_The records_
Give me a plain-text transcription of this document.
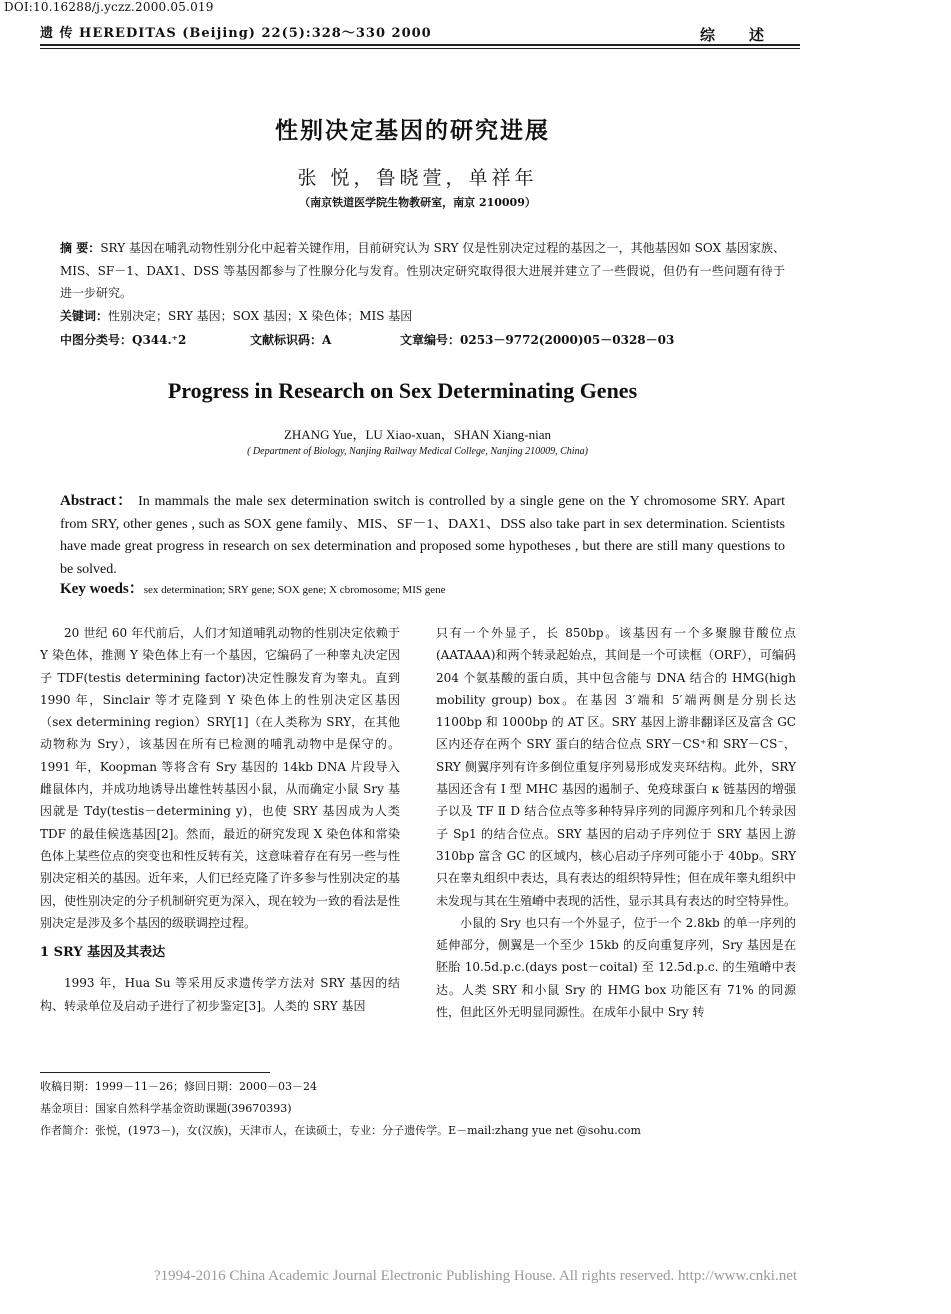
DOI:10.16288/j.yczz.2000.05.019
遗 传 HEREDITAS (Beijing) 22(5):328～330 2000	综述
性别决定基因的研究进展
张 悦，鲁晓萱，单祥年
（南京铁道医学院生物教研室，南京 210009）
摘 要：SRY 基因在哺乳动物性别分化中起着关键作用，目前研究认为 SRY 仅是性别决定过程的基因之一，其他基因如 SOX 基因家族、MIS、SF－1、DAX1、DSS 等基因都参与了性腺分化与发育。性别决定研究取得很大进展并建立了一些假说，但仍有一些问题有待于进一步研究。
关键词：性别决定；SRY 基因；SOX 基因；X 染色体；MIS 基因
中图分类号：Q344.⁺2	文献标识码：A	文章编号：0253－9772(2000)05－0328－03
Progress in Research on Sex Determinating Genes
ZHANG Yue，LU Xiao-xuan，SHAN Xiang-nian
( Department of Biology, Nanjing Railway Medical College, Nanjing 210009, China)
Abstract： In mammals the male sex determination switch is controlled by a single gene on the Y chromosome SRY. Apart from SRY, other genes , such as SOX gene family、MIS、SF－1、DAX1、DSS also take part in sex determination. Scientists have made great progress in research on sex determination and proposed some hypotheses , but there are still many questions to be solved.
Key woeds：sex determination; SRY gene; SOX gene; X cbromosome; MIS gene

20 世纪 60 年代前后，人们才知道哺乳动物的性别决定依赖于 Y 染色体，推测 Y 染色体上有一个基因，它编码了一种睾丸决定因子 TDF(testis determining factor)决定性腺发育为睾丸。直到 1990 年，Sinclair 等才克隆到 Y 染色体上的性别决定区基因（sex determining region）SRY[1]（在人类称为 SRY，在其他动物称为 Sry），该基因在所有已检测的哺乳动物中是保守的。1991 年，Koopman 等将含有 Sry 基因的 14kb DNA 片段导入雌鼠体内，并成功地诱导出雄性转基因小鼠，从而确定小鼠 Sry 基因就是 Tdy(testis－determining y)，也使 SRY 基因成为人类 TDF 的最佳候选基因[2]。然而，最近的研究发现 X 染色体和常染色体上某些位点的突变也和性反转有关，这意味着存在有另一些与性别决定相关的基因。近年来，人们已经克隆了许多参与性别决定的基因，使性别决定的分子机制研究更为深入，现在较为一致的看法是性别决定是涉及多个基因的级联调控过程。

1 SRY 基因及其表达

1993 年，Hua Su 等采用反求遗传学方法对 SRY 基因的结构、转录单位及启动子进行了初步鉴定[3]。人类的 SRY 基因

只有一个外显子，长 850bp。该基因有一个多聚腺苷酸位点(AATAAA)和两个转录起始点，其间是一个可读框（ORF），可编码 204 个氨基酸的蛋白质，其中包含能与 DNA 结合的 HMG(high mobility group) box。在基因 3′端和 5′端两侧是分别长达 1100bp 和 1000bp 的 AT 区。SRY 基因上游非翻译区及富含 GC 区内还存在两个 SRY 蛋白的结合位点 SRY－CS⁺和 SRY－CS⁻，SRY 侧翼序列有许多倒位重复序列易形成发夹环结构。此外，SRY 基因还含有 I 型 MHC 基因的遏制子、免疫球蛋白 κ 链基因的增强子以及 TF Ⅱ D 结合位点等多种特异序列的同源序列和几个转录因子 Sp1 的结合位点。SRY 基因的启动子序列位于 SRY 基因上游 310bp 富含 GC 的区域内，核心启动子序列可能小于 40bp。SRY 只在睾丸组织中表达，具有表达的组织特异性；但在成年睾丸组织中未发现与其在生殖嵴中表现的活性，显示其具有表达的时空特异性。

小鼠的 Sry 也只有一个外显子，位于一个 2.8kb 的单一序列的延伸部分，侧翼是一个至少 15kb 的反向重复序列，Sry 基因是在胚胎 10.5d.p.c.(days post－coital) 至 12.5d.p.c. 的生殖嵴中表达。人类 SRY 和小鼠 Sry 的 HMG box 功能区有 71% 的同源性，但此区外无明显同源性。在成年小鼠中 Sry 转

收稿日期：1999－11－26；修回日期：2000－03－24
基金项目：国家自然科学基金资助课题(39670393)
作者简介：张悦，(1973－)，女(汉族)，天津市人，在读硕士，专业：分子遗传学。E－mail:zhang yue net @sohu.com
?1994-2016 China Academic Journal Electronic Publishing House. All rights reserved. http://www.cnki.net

--

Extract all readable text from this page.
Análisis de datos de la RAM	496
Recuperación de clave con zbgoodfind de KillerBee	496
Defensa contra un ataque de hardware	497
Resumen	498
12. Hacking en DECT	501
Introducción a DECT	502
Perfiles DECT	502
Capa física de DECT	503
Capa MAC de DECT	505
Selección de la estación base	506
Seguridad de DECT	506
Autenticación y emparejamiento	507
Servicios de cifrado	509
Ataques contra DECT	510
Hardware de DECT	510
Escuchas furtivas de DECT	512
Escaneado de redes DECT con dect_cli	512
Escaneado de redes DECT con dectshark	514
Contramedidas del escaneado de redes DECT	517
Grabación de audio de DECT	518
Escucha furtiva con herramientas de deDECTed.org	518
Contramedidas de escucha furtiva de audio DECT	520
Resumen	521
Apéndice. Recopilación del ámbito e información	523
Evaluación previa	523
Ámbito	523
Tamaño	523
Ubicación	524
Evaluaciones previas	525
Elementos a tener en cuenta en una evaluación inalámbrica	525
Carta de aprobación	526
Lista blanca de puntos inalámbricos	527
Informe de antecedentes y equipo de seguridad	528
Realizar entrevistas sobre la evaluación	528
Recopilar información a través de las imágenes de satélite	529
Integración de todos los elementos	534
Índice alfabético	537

_Required work_
Given the word "Capa", show every line of the records that contains it.

_Finished task_
Capa física de DECT	503
Capa MAC de DECT	505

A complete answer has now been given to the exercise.